__Task directions__: Reproduce each line exactly. Skip none.

__Raw data__:
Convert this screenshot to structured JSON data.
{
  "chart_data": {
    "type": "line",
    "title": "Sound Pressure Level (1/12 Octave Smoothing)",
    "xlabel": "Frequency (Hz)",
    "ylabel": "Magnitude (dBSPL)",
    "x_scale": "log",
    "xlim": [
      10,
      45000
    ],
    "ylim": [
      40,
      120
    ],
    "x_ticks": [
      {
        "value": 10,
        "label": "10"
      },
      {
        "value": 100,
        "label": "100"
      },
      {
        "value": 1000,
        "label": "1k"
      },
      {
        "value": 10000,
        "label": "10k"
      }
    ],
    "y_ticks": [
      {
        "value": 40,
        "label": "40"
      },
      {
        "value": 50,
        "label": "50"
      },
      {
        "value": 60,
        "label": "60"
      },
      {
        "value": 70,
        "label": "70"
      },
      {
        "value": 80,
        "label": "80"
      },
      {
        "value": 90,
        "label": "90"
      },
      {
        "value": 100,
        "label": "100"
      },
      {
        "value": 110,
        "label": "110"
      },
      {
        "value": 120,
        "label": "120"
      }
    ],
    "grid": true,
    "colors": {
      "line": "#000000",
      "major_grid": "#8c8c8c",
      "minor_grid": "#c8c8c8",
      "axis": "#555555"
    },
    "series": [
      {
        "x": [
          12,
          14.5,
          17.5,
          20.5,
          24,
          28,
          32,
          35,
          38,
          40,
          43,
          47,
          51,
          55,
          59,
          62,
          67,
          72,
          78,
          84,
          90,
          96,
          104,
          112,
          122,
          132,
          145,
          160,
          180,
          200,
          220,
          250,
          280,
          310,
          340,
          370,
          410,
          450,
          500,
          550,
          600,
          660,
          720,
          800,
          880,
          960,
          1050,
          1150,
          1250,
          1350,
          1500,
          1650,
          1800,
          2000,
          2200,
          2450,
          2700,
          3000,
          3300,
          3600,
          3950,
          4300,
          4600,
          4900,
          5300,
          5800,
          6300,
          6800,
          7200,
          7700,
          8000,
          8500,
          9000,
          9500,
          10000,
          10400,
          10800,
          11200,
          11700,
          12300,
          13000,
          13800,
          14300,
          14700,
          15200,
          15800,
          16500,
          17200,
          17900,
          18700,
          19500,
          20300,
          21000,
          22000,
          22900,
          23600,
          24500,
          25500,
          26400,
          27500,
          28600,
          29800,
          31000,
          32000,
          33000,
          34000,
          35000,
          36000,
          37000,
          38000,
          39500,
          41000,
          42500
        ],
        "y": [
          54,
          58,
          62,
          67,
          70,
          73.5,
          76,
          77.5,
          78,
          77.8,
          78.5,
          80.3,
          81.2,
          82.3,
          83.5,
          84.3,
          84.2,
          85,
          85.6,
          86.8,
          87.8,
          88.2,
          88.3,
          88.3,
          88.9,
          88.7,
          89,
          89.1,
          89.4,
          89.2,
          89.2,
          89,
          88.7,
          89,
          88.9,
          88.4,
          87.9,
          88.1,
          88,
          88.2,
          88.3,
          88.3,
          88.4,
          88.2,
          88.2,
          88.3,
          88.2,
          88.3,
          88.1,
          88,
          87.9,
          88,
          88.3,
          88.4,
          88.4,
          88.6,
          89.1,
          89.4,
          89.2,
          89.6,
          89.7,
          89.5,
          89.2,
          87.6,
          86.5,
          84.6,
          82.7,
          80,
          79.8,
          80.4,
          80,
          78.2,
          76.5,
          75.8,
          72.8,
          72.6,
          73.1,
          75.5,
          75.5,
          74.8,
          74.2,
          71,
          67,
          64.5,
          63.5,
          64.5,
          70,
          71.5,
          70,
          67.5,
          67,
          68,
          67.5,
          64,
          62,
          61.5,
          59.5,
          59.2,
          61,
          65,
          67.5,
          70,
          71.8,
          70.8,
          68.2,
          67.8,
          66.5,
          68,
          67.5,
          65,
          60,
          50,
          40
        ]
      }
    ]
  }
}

__Result__:
Convert this screenshot to structured JSON data.
{
  "chart_data": {
    "type": "line",
    "title": "Sound Pressure Level (1/12 Octave Smoothing)",
    "xlabel": "Frequency (Hz)",
    "ylabel": "Magnitude (dBSPL)",
    "x_scale": "log",
    "xlim": [
      10,
      45000
    ],
    "ylim": [
      40,
      120
    ],
    "x_ticks": [
      {
        "value": 10,
        "label": "10"
      },
      {
        "value": 100,
        "label": "100"
      },
      {
        "value": 1000,
        "label": "1k"
      },
      {
        "value": 10000,
        "label": "10k"
      }
    ],
    "y_ticks": [
      {
        "value": 40,
        "label": "40"
      },
      {
        "value": 50,
        "label": "50"
      },
      {
        "value": 60,
        "label": "60"
      },
      {
        "value": 70,
        "label": "70"
      },
      {
        "value": 80,
        "label": "80"
      },
      {
        "value": 90,
        "label": "90"
      },
      {
        "value": 100,
        "label": "100"
      },
      {
        "value": 110,
        "label": "110"
      },
      {
        "value": 120,
        "label": "120"
      }
    ],
    "grid": true,
    "colors": {
      "line": "#000000",
      "major_grid": "#8c8c8c",
      "minor_grid": "#c8c8c8",
      "axis": "#555555"
    },
    "series": [
      {
        "x": [
          12,
          14.5,
          17.5,
          20.5,
          24,
          28,
          32,
          35,
          38,
          40,
          43,
          47,
          51,
          55,
          59,
          62,
          67,
          72,
          78,
          84,
          90,
          96,
          104,
          112,
          122,
          132,
          145,
          160,
          180,
          200,
          220,
          250,
          280,
          310,
          340,
          370,
          410,
          450,
          500,
          550,
          600,
          660,
          720,
          800,
          880,
          960,
          1050,
          1150,
          1250,
          1350,
          1500,
          1650,
          1800,
          2000,
          2200,
          2450,
          2700,
          3000,
          3300,
          3600,
          3950,
          4300,
          4600,
          4900,
          5300,
          5800,
          6300,
          6800,
          7200,
          7700,
          8000,
          8500,
          9000,
          9500,
          10000,
          10400,
          10800,
          11200,
          11700,
          12300,
          13000,
          13800,
          14300,
          14700,
          15200,
          15800,
          16500,
          17200,
          17900,
          18700,
          19500,
          20300,
          21000,
          22000,
          22900,
          23600,
          24500,
          25500,
          26400,
          27500,
          28600,
          29800,
          31000,
          32000,
          33000,
          34000,
          35000,
          36000,
          37000,
          38000,
          39500,
          41000,
          42500
        ],
        "y": [
          54,
          58,
          62,
          67,
          70,
          73.5,
          76,
          77.5,
          78,
          77.8,
          78.5,
          80.3,
          81.2,
          82.3,
          83.5,
          84.3,
          84.2,
          85,
          85.6,
          86.8,
          87.8,
          88.2,
          88.3,
          88.3,
          88.9,
          88.7,
          89,
          89.1,
          89.4,
          89.2,
          89.2,
          89,
          88.7,
          89,
          88.9,
          88.4,
          87.9,
          88.1,
          88,
          88.2,
          88.3,
          88.3,
          88.4,
          88.2,
          88.2,
          88.3,
          88.2,
          88.3,
          88.1,
          88,
          87.9,
          88,
          88.3,
          88.4,
          88.4,
          88.6,
          89.1,
          89.4,
          89.2,
          89.6,
          89.7,
          89.5,
          89.2,
          87.6,
          86.5,
          84.6,
          82.7,
          80,
          79.8,
          80.4,
          80,
          78.2,
          76.5,
          75.8,
          72.8,
          72.6,
          73.1,
          75.5,
          75.5,
          74.8,
          74.2,
          71,
          67,
          64.5,
          63.5,
          64.5,
          70,
          71.5,
          70,
          67.5,
          67,
          68,
          67.5,
          64,
          62,
          61.5,
          59.5,
          59.2,
          61,
          65,
          67.5,
          70,
          71.8,
          70.8,
          68.2,
          67.8,
          66.5,
          68,
          67.5,
          65,
          60,
          50,
          40
        ]
      }
    ]
  }
}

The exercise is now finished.